Give every entry again, word for word and in full.

------ RECORDS

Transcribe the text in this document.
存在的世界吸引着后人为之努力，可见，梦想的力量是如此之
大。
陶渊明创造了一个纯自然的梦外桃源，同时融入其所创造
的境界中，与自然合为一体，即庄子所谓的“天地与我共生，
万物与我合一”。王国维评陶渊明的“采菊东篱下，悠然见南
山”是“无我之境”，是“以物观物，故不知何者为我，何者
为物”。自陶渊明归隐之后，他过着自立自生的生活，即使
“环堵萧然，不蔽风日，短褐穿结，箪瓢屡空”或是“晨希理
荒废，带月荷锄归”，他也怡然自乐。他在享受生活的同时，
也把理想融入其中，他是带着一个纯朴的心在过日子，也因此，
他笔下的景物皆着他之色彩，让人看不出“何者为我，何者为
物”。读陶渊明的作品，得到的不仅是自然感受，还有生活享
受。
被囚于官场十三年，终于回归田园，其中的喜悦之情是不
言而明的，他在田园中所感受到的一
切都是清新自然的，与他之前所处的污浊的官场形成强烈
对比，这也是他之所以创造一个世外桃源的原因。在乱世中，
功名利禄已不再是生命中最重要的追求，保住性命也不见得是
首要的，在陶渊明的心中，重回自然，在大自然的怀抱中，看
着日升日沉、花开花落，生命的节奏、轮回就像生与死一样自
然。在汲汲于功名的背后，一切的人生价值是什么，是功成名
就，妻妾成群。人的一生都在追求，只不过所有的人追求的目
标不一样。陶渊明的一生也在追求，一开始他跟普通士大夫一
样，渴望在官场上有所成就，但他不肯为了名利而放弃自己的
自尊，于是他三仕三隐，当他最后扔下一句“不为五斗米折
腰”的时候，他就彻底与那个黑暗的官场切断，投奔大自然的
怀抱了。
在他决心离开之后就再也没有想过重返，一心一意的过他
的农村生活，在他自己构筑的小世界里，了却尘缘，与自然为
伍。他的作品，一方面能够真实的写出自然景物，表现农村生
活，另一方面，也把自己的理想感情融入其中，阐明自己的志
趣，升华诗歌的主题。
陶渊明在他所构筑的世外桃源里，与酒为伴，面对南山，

------------

[SOLUTION TO THIS EXERCISE]
Transcribe the text in this document.
存在的世界吸引着后人为之努力，可见，梦想的力量是如此之
大。
陶渊明创造了一个纯自然的梦外桃源，同时融入其所创造
的境界中，与自然合为一体，即庄子所谓的“天地与我共生，
万物与我合一”。王国维评陶渊明的“采菊东篱下，悠然见南
山”是“无我之境”，是“以物观物，故不知何者为我，何者
为物”。自陶渊明归隐之后，他过着自立自生的生活，即使
“环堵萧然，不蔽风日，短褐穿结，箪瓢屡空”或是“晨希理
荒废，带月荷锄归”，他也怡然自乐。他在享受生活的同时，
也把理想融入其中，他是带着一个纯朴的心在过日子，也因此，
他笔下的景物皆着他之色彩，让人看不出“何者为我，何者为
物”。读陶渊明的作品，得到的不仅是自然感受，还有生活享
受。
被囚于官场十三年，终于回归田园，其中的喜悦之情是不
言而明的，他在田园中所感受到的一
切都是清新自然的，与他之前所处的污浊的官场形成强烈
对比，这也是他之所以创造一个世外桃源的原因。在乱世中，
功名利禄已不再是生命中最重要的追求，保住性命也不见得是
首要的，在陶渊明的心中，重回自然，在大自然的怀抱中，看
着日升日沉、花开花落，生命的节奏、轮回就像生与死一样自
然。在汲汲于功名的背后，一切的人生价值是什么，是功成名
就，妻妾成群。人的一生都在追求，只不过所有的人追求的目
标不一样。陶渊明的一生也在追求，一开始他跟普通士大夫一
样，渴望在官场上有所成就，但他不肯为了名利而放弃自己的
自尊，于是他三仕三隐，当他最后扔下一句“不为五斗米折
腰”的时候，他就彻底与那个黑暗的官场切断，投奔大自然的
怀抱了。
在他决心离开之后就再也没有想过重返，一心一意的过他
的农村生活，在他自己构筑的小世界里，了却尘缘，与自然为
伍。他的作品，一方面能够真实的写出自然景物，表现农村生
活，另一方面，也把自己的理想感情融入其中，阐明自己的志
趣，升华诗歌的主题。
陶渊明在他所构筑的世外桃源里，与酒为伴，面对南山，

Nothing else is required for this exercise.